Problem>
Print every one of the items below verbatim, keeping each line unchanged.

• • • • •

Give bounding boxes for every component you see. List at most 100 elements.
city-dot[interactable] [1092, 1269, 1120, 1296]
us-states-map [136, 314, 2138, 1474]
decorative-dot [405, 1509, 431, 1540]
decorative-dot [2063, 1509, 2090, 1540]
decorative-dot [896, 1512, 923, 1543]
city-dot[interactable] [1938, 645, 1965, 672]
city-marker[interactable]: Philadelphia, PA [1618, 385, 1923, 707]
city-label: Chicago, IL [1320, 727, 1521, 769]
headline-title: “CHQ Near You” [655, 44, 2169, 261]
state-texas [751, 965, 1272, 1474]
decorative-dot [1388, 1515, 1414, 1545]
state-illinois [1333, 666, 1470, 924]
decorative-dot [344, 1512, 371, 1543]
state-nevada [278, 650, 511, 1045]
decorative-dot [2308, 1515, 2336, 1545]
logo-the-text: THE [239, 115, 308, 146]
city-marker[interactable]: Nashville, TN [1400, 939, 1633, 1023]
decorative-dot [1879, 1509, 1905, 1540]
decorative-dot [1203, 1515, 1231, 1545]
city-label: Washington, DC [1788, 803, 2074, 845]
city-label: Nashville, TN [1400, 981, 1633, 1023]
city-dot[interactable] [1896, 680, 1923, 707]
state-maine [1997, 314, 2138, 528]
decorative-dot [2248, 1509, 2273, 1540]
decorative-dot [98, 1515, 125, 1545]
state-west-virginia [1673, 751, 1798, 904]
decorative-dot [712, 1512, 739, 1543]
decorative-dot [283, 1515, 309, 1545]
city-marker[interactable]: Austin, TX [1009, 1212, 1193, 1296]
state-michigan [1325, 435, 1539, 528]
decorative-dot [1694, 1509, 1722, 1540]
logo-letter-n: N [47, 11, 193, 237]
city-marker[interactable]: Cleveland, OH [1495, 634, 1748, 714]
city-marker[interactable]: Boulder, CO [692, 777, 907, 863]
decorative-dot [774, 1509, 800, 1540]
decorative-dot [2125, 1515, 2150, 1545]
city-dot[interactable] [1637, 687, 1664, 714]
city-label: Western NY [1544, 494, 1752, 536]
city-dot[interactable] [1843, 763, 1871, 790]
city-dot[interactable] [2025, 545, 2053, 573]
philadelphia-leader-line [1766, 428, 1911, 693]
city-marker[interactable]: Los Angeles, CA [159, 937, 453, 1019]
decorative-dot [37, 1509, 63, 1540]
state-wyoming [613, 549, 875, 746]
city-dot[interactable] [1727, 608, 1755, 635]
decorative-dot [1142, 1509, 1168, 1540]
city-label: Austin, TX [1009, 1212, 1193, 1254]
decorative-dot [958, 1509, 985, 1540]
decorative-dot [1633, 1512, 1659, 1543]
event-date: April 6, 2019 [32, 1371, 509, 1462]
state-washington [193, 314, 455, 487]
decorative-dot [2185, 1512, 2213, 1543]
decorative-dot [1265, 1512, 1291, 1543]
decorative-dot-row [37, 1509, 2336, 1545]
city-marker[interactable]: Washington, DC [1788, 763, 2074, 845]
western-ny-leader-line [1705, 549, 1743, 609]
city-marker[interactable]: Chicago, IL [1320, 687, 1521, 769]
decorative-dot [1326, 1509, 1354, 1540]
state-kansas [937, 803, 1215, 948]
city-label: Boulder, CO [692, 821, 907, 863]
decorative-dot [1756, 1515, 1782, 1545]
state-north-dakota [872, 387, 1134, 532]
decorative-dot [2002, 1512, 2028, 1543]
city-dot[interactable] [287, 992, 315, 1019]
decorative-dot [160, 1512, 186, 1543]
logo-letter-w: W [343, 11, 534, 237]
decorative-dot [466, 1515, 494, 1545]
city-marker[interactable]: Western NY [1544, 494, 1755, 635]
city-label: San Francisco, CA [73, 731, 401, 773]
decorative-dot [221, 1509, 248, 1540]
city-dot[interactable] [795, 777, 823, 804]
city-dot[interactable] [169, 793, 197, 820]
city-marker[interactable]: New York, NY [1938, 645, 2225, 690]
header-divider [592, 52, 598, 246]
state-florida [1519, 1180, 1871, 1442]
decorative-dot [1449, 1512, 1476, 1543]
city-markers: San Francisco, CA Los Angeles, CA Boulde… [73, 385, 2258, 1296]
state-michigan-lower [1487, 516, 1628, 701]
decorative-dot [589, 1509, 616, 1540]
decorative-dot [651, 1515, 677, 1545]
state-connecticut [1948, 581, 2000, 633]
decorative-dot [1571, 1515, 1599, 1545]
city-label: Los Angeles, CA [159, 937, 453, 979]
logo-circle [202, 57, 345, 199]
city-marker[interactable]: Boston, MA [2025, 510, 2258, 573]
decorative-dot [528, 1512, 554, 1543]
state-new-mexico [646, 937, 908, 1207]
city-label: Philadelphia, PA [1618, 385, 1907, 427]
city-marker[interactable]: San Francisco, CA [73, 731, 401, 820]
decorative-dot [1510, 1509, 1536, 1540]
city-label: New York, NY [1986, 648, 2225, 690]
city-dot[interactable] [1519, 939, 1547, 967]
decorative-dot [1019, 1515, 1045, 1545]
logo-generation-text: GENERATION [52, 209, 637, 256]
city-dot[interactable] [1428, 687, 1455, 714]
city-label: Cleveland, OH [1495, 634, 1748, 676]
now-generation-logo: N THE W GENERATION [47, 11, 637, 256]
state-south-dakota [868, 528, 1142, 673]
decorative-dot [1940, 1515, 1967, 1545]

• • • • •

Response>
Give bounding boxes for every component you see. List at most 100 elements.
city-dot[interactable] [1092, 1269, 1120, 1296]
us-states-map [136, 314, 2138, 1474]
decorative-dot [405, 1509, 431, 1540]
decorative-dot [2063, 1509, 2090, 1540]
decorative-dot [896, 1512, 923, 1543]
city-dot[interactable] [1938, 645, 1965, 672]
city-marker[interactable]: Philadelphia, PA [1618, 385, 1923, 707]
city-label: Chicago, IL [1320, 727, 1521, 769]
headline-title: “CHQ Near You” [655, 44, 2169, 261]
state-texas [751, 965, 1272, 1474]
decorative-dot [1388, 1515, 1414, 1545]
state-illinois [1333, 666, 1470, 924]
decorative-dot [344, 1512, 371, 1543]
state-nevada [278, 650, 511, 1045]
decorative-dot [2308, 1515, 2336, 1545]
logo-the-text: THE [239, 115, 308, 146]
city-marker[interactable]: Nashville, TN [1400, 939, 1633, 1023]
decorative-dot [1879, 1509, 1905, 1540]
decorative-dot [1203, 1515, 1231, 1545]
city-label: Washington, DC [1788, 803, 2074, 845]
city-label: Nashville, TN [1400, 981, 1633, 1023]
city-dot[interactable] [1896, 680, 1923, 707]
state-maine [1997, 314, 2138, 528]
decorative-dot [2248, 1509, 2273, 1540]
decorative-dot [98, 1515, 125, 1545]
state-west-virginia [1673, 751, 1798, 904]
decorative-dot [712, 1512, 739, 1543]
decorative-dot [283, 1515, 309, 1545]
city-marker[interactable]: Austin, TX [1009, 1212, 1193, 1296]
state-michigan [1325, 435, 1539, 528]
decorative-dot [1694, 1509, 1722, 1540]
logo-letter-n: N [47, 11, 193, 237]
city-marker[interactable]: Cleveland, OH [1495, 634, 1748, 714]
city-marker[interactable]: Boulder, CO [692, 777, 907, 863]
decorative-dot [774, 1509, 800, 1540]
decorative-dot [2125, 1515, 2150, 1545]
city-dot[interactable] [1637, 687, 1664, 714]
city-label: Western NY [1544, 494, 1752, 536]
city-dot[interactable] [1843, 763, 1871, 790]
city-dot[interactable] [2025, 545, 2053, 573]
philadelphia-leader-line [1766, 428, 1911, 693]
city-marker[interactable]: Los Angeles, CA [159, 937, 453, 1019]
decorative-dot [37, 1509, 63, 1540]
state-wyoming [613, 549, 875, 746]
city-dot[interactable] [1727, 608, 1755, 635]
decorative-dot [1142, 1509, 1168, 1540]
city-label: Austin, TX [1009, 1212, 1193, 1254]
decorative-dot [958, 1509, 985, 1540]
decorative-dot [1633, 1512, 1659, 1543]
event-date: April 6, 2019 [32, 1371, 509, 1462]
state-washington [193, 314, 455, 487]
decorative-dot [2185, 1512, 2213, 1543]
decorative-dot [1265, 1512, 1291, 1543]
decorative-dot-row [37, 1509, 2336, 1545]
city-marker[interactable]: Washington, DC [1788, 763, 2074, 845]
western-ny-leader-line [1705, 549, 1743, 609]
city-marker[interactable]: Chicago, IL [1320, 687, 1521, 769]
decorative-dot [1326, 1509, 1354, 1540]
state-kansas [937, 803, 1215, 948]
city-label: Boulder, CO [692, 821, 907, 863]
decorative-dot [1756, 1515, 1782, 1545]
state-north-dakota [872, 387, 1134, 532]
decorative-dot [2002, 1512, 2028, 1543]
city-dot[interactable] [287, 992, 315, 1019]
decorative-dot [160, 1512, 186, 1543]
logo-letter-w: W [343, 11, 534, 237]
decorative-dot [466, 1515, 494, 1545]
city-marker[interactable]: Western NY [1544, 494, 1755, 635]
city-label: San Francisco, CA [73, 731, 401, 773]
decorative-dot [221, 1509, 248, 1540]
city-dot[interactable] [795, 777, 823, 804]
city-dot[interactable] [169, 793, 197, 820]
city-marker[interactable]: New York, NY [1938, 645, 2225, 690]
header-divider [592, 52, 598, 246]
state-florida [1519, 1180, 1871, 1442]
decorative-dot [1449, 1512, 1476, 1543]
city-markers: San Francisco, CA Los Angeles, CA Boulde… [73, 385, 2258, 1296]
state-michigan-lower [1487, 516, 1628, 701]
decorative-dot [589, 1509, 616, 1540]
decorative-dot [651, 1515, 677, 1545]
state-connecticut [1948, 581, 2000, 633]
decorative-dot [1571, 1515, 1599, 1545]
city-label: Los Angeles, CA [159, 937, 453, 979]
logo-circle [202, 57, 345, 199]
city-marker[interactable]: Boston, MA [2025, 510, 2258, 573]
decorative-dot [528, 1512, 554, 1543]
state-new-mexico [646, 937, 908, 1207]
city-label: Philadelphia, PA [1618, 385, 1907, 427]
city-marker[interactable]: San Francisco, CA [73, 731, 401, 820]
decorative-dot [1510, 1509, 1536, 1540]
city-label: New York, NY [1986, 648, 2225, 690]
city-dot[interactable] [1519, 939, 1547, 967]
decorative-dot [1019, 1515, 1045, 1545]
logo-generation-text: GENERATION [52, 209, 637, 256]
city-dot[interactable] [1428, 687, 1455, 714]
city-label: Cleveland, OH [1495, 634, 1748, 676]
now-generation-logo: N THE W GENERATION [47, 11, 637, 256]
state-south-dakota [868, 528, 1142, 673]
decorative-dot [1940, 1515, 1967, 1545]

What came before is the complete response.